● **Problem to work on**
Give back every line exactly as it appears, pictures excluded.

————————

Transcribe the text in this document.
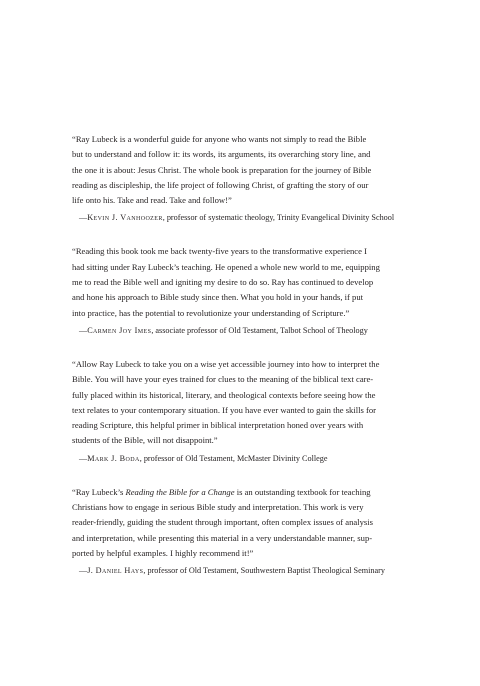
“Ray Lubeck is a wonderful guide for anyone who wants not simply to read the Bible
but to understand and follow it: its words, its arguments, its overarching story line, and
the one it is about: Jesus Christ. The whole book is preparation for the journey of Bible
reading as discipleship, the life project of following Christ, of grafting the story of our
life onto his. Take and read. Take and follow!”

—Kevin J. Vanhoozer, professor of systematic theology, Trinity Evangelical Divinity School

“Reading this book took me back twenty-five years to the transformative experience I
had sitting under Ray Lubeck’s teaching. He opened a whole new world to me, equipping
me to read the Bible well and igniting my desire to do so. Ray has continued to develop
and hone his approach to Bible study since then. What you hold in your hands, if put
into practice, has the potential to revolutionize your understanding of Scripture.”

—Carmen Joy Imes, associate professor of Old Testament, Talbot School of Theology

“Allow Ray Lubeck to take you on a wise yet accessible journey into how to interpret the
Bible. You will have your eyes trained for clues to the meaning of the biblical text care-
fully placed within its historical, literary, and theological contexts before seeing how the
text relates to your contemporary situation. If you have ever wanted to gain the skills for
reading Scripture, this helpful primer in biblical interpretation honed over years with
students of the Bible, will not disappoint.”

—Mark J. Boda, professor of Old Testament, McMaster Divinity College

“Ray Lubeck’s Reading the Bible for a Change is an outstanding textbook for teaching
Christians how to engage in serious Bible study and interpretation. This work is very
reader-friendly, guiding the student through important, often complex issues of analysis
and interpretation, while presenting this material in a very understandable manner, sup-
ported by helpful examples. I highly recommend it!”

—J. Daniel Hays, professor of Old Testament, Southwestern Baptist Theological Seminary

————————

● **In response**
Transcribe the text in this document.
“Ray Lubeck is a wonderful guide for anyone who wants not simply to read the Bible
but to understand and follow it: its words, its arguments, its overarching story line, and
the one it is about: Jesus Christ. The whole book is preparation for the journey of Bible
reading as discipleship, the life project of following Christ, of grafting the story of our
life onto his. Take and read. Take and follow!”

—Kevin J. Vanhoozer, professor of systematic theology, Trinity Evangelical Divinity School

“Reading this book took me back twenty-five years to the transformative experience I
had sitting under Ray Lubeck’s teaching. He opened a whole new world to me, equipping
me to read the Bible well and igniting my desire to do so. Ray has continued to develop
and hone his approach to Bible study since then. What you hold in your hands, if put
into practice, has the potential to revolutionize your understanding of Scripture.”

—Carmen Joy Imes, associate professor of Old Testament, Talbot School of Theology

“Allow Ray Lubeck to take you on a wise yet accessible journey into how to interpret the
Bible. You will have your eyes trained for clues to the meaning of the biblical text care-
fully placed within its historical, literary, and theological contexts before seeing how the
text relates to your contemporary situation. If you have ever wanted to gain the skills for
reading Scripture, this helpful primer in biblical interpretation honed over years with
students of the Bible, will not disappoint.”

—Mark J. Boda, professor of Old Testament, McMaster Divinity College

“Ray Lubeck’s Reading the Bible for a Change is an outstanding textbook for teaching
Christians how to engage in serious Bible study and interpretation. This work is very
reader-friendly, guiding the student through important, often complex issues of analysis
and interpretation, while presenting this material in a very understandable manner, sup-
ported by helpful examples. I highly recommend it!”

—J. Daniel Hays, professor of Old Testament, Southwestern Baptist Theological Seminary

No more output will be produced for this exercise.